→ YOUR TASK
Copy out all lines that carry the word "rámci".
___ DATA TO USE
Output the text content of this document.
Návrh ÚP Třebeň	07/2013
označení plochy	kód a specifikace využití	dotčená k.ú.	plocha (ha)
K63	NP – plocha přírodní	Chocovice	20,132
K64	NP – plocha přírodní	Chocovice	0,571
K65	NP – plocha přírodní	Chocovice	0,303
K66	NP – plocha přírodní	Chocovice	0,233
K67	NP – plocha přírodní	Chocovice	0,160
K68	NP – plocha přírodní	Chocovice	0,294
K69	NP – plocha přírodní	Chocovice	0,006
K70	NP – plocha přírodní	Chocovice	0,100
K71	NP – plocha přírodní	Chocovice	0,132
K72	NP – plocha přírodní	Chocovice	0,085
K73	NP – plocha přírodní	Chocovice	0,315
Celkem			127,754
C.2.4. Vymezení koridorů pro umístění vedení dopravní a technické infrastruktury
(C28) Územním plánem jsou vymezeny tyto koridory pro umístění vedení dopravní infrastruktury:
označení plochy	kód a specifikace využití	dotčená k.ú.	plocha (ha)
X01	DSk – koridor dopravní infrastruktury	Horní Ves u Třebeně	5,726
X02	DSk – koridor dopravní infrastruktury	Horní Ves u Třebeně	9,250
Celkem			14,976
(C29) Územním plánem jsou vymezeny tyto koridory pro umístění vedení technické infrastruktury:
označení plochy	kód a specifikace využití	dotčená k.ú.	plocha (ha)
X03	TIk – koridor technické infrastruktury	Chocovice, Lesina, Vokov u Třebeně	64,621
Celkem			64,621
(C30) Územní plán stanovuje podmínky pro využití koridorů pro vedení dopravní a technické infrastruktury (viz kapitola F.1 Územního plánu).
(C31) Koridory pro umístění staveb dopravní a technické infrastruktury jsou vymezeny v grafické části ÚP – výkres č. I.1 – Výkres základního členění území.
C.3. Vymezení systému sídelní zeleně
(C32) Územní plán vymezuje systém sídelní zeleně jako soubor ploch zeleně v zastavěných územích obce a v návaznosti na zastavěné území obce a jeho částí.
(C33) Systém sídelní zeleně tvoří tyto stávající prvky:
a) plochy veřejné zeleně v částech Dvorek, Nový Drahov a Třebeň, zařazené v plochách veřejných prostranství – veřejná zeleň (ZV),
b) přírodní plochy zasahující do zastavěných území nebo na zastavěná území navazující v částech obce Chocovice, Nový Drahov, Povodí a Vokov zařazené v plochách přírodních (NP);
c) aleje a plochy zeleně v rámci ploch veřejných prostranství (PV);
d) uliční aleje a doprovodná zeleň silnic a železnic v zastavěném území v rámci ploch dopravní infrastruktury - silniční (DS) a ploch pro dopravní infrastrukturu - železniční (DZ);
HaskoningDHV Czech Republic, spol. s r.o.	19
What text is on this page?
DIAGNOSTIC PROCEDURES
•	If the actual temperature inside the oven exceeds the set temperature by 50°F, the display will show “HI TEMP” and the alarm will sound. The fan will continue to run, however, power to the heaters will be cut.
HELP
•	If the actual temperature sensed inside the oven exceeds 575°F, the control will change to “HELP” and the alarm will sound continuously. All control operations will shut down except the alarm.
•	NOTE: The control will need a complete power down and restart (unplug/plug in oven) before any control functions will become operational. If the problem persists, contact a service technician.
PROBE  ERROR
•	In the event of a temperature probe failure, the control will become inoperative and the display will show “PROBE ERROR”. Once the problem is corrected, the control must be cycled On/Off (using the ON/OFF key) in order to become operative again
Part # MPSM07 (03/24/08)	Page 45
______
→ ANSWER FOR THIS EXERCISE
c) aleje a plochy zeleně v rámci ploch veřejných prostranství (PV);
d) uliční aleje a doprovodná zeleň silnic a železnic v zastavěném území v rámci ploch dopravní infrastruktury - silniční (DS) a ploch pro dopravní infrastrukturu - železniční (DZ);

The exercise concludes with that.